In 1982 I was living in the USA and as this was pre-internet I got my news from the wonderful National Public Radio (NPR) and the rather less wonderful US news channels and broadcasts. I did subscribe, at huge cost, to The Sunday Times, which arrived in my mailbox on Melaleuca Drive on a Thursday; I read every letter of it, spreading it out on the floor of our open-plan living room, an unwise and provocative move bearing in mind my daughter was constantly riding her green tricycle at great speed and skill in the same house.
Anyway, people began to ask me what I thought about the ‘Falklands War’ and to be honest, I had no opinion as I didn’t understand how the whole thing had been allowed to get that far.
The benefit of hindsight doesn’t make the whole thing anymore reasonable, and the loss of life remains simply appalling.
The names Falklands and Malvinas cropped up again last week, when Lufthansa gave details of its longest non-stop flight ever: 13,700 km from Hamburg to the Mount Pleasant Complex on the Falkland Islands.

**STUDY QUESTIONS:**
1. In the Falklands passage, why was reading the newspaper spread out on the living-room floor an unwise move?
2. According to the Falklands passage, how long is Lufthansa's longest non-stop flight ever?
3. Return the Falklands passage word for word from "In 1982 I was" up to and including "get that far.".

**INFORMATION GIVEN:**
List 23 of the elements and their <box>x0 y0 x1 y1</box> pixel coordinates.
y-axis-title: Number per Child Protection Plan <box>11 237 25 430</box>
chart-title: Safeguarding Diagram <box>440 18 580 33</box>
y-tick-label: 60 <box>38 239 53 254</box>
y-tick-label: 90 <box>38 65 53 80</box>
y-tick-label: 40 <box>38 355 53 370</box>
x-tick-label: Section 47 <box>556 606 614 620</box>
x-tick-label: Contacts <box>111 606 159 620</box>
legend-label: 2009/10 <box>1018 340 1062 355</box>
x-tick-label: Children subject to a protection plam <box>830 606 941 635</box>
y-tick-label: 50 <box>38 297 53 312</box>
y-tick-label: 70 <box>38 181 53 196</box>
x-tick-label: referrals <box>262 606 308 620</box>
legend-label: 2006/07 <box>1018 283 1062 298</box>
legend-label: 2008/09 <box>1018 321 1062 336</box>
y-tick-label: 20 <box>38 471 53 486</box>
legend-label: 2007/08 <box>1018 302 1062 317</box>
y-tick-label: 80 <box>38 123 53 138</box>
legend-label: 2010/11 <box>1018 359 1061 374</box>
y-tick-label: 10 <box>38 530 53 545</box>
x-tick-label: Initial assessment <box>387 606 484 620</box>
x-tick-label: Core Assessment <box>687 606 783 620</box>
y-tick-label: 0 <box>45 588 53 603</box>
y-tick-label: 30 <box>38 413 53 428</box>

**ANSWER SET:**
1. It was unwise because the writer's daughter was always riding her green tricycle fast around the same house.

2. 13,700 km, from Hamburg to the Mount Pleasant Complex on the Falkland Islands.

3.
In 1982 I was living in the USA and as this was pre-internet I got my news from the wonderful National Public Radio (NPR) and the rather less wonderful US news channels and broadcasts. I did subscribe, at huge cost, to The Sunday Times, which arrived in my mailbox on Melaleuca Drive on a Thursday; I read every letter of it, spreading it out on the floor of our open-plan living room, an unwise and provocative move bearing in mind my daughter was constantly riding her green tricycle at great speed and skill in the same house.
Anyway, people began to ask me what I thought about the ‘Falklands War’ and to be honest, I had no opinion as I didn’t understand how the whole thing had been allowed to get that far.